● **Directions**
Give a verbatim repeat of the lines that run from the line containing "Decode this image" to the end of the data below.

━━━━

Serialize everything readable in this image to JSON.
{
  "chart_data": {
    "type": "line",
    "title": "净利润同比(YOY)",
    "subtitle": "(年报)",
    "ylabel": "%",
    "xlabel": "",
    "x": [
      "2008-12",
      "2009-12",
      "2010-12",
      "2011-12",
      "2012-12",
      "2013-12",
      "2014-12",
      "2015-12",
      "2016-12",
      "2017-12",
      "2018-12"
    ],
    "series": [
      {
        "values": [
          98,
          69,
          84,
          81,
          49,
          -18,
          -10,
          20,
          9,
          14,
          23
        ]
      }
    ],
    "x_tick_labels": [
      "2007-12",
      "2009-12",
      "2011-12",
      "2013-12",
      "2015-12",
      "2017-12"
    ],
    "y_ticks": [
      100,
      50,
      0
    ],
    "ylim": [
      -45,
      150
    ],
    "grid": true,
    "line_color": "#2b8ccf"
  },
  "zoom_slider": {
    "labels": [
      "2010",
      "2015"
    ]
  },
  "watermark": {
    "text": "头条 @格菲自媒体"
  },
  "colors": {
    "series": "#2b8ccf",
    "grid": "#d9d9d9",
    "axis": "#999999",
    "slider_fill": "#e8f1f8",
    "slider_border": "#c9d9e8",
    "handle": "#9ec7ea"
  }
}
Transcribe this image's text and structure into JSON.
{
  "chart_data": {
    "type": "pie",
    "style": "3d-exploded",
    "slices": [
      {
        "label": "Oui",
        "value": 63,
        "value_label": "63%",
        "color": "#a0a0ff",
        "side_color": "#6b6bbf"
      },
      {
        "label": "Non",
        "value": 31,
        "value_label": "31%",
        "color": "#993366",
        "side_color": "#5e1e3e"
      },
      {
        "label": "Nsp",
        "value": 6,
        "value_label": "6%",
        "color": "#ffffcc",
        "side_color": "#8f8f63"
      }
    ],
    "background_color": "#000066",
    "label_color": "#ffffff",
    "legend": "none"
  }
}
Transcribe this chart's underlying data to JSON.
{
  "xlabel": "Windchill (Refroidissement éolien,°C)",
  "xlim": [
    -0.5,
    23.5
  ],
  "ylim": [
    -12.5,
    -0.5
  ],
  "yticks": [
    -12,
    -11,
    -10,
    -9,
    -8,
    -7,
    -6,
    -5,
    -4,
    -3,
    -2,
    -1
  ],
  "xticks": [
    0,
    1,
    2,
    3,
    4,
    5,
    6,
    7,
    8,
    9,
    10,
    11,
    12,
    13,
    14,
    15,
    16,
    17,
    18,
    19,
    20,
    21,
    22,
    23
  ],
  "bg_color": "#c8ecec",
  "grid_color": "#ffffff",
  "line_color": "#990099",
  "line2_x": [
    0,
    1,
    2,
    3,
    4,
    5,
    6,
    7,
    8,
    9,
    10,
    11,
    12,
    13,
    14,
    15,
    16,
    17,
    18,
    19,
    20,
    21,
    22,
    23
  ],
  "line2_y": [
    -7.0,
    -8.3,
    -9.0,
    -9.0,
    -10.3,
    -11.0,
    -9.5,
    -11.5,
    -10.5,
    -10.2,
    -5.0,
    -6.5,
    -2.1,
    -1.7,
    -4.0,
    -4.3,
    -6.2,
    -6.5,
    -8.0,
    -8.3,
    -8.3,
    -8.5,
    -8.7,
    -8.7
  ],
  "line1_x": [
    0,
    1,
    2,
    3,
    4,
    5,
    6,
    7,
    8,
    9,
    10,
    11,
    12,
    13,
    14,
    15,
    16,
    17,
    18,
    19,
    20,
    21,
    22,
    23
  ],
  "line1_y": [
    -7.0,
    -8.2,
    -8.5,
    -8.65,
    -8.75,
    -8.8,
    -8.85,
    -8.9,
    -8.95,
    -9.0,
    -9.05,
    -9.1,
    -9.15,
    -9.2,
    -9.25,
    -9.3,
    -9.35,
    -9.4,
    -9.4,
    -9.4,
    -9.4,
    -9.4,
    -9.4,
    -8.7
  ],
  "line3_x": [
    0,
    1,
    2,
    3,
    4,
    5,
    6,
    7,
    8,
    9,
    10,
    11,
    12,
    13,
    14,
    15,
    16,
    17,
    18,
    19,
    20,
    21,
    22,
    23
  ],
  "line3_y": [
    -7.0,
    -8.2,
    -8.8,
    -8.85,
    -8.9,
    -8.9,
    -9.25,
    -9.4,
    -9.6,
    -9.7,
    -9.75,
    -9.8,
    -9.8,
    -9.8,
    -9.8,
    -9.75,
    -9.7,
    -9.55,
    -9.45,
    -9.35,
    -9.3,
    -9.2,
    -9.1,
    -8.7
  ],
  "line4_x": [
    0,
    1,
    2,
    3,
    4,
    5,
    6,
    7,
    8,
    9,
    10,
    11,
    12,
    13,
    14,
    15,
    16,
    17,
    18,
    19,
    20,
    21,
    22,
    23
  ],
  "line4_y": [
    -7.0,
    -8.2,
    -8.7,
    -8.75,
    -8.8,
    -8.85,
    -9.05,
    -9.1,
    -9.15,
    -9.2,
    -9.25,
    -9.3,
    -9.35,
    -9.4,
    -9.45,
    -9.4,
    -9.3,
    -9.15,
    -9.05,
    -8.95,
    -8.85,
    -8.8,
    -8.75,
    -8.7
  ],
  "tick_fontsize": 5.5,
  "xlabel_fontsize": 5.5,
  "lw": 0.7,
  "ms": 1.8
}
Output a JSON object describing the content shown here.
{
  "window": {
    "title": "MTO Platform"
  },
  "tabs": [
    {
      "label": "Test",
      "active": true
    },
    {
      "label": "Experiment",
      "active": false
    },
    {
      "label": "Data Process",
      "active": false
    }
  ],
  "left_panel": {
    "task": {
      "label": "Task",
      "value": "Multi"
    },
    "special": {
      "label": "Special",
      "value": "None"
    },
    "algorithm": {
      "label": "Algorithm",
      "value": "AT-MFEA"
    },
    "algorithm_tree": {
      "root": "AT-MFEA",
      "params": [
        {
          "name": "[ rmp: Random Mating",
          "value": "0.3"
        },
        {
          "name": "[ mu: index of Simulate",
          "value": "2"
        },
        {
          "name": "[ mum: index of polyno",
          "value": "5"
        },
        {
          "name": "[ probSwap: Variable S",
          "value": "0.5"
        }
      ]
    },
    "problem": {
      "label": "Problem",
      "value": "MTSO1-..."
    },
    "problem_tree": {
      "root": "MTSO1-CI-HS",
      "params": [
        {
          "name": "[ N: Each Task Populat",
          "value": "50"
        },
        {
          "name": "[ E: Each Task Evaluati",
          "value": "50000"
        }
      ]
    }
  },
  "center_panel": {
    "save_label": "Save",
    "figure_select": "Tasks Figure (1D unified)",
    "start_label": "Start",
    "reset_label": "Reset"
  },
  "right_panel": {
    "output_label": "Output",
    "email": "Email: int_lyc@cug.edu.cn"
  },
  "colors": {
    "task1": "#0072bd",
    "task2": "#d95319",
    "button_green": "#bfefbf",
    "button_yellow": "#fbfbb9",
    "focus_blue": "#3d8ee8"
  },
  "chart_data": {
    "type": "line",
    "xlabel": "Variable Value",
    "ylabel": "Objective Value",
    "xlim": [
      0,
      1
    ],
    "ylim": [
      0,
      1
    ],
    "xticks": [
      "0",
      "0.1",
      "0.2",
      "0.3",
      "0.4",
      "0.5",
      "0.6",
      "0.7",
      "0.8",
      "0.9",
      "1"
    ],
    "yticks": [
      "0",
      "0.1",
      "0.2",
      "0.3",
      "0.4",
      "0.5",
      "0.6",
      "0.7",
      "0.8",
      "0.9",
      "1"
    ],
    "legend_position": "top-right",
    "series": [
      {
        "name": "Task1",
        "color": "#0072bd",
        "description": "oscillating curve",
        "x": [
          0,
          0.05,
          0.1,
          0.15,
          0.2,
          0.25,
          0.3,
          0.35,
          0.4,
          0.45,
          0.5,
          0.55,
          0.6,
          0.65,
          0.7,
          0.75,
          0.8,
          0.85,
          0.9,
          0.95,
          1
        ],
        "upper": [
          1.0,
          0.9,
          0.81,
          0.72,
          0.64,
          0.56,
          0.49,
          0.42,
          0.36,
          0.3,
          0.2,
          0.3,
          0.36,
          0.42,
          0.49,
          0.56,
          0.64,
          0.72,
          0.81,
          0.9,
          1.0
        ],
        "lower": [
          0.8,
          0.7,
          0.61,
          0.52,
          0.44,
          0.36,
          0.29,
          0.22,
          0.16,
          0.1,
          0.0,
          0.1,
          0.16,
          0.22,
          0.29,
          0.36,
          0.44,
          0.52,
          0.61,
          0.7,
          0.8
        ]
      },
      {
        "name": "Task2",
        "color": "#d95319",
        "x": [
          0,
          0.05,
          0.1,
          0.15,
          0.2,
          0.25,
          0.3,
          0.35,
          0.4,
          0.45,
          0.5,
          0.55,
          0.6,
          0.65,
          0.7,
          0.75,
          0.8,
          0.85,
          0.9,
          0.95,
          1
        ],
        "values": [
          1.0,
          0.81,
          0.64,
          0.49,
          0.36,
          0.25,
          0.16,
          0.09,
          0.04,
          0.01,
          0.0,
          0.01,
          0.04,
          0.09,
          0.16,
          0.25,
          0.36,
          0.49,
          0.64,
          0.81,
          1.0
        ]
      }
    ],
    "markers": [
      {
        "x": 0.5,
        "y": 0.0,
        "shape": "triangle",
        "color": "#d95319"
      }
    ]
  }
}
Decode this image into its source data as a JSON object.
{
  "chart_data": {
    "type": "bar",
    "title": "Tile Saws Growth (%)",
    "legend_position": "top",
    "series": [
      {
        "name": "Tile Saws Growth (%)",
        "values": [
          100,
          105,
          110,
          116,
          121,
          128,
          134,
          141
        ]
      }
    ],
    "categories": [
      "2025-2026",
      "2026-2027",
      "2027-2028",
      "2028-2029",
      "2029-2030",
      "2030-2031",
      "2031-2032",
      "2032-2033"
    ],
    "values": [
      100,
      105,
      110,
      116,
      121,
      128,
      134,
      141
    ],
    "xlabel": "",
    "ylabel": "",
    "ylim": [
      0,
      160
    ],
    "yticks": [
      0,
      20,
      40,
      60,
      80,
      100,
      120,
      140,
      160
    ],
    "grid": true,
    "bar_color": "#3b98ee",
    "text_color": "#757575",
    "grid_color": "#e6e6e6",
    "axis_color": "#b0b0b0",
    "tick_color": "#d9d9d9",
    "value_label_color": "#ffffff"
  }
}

━━━━

● **Solution for this task**
Decode this image into its source data as a JSON object.
{
  "chart_data": {
    "type": "bar",
    "title": "Tile Saws Growth (%)",
    "legend_position": "top",
    "series": [
      {
        "name": "Tile Saws Growth (%)",
        "values": [
          100,
          105,
          110,
          116,
          121,
          128,
          134,
          141
        ]
      }
    ],
    "categories": [
      "2025-2026",
      "2026-2027",
      "2027-2028",
      "2028-2029",
      "2029-2030",
      "2030-2031",
      "2031-2032",
      "2032-2033"
    ],
    "values": [
      100,
      105,
      110,
      116,
      121,
      128,
      134,
      141
    ],
    "xlabel": "",
    "ylabel": "",
    "ylim": [
      0,
      160
    ],
    "yticks": [
      0,
      20,
      40,
      60,
      80,
      100,
      120,
      140,
      160
    ],
    "grid": true,
    "bar_color": "#3b98ee",
    "text_color": "#757575",
    "grid_color": "#e6e6e6",
    "axis_color": "#b0b0b0",
    "tick_color": "#d9d9d9",
    "value_label_color": "#ffffff"
  }
}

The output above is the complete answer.